**GIVEN INSTRUCTION**
Below are the entries; count the lines in them that contain the word "name" and give only the number.

**DATA FOR THIS EXERCISE**

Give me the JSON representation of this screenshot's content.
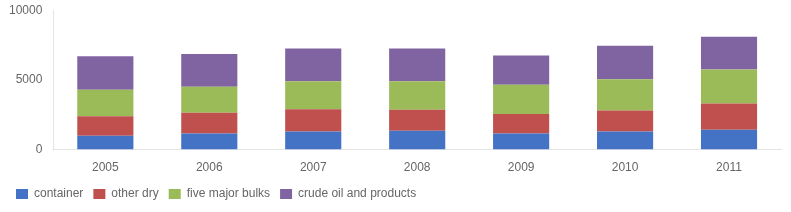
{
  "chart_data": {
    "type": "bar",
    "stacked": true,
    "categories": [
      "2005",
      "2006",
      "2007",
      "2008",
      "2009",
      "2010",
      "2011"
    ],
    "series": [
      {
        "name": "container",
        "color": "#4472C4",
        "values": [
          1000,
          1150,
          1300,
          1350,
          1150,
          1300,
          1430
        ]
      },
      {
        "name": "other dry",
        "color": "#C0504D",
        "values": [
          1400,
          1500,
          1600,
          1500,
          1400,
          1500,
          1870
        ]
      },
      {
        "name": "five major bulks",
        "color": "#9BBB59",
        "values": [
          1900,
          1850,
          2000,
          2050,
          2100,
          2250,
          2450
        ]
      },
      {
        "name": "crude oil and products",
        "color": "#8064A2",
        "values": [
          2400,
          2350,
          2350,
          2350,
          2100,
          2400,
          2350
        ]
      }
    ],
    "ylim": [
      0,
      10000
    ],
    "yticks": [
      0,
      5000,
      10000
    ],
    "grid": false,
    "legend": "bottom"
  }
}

**EXPECTED ANSWER**
4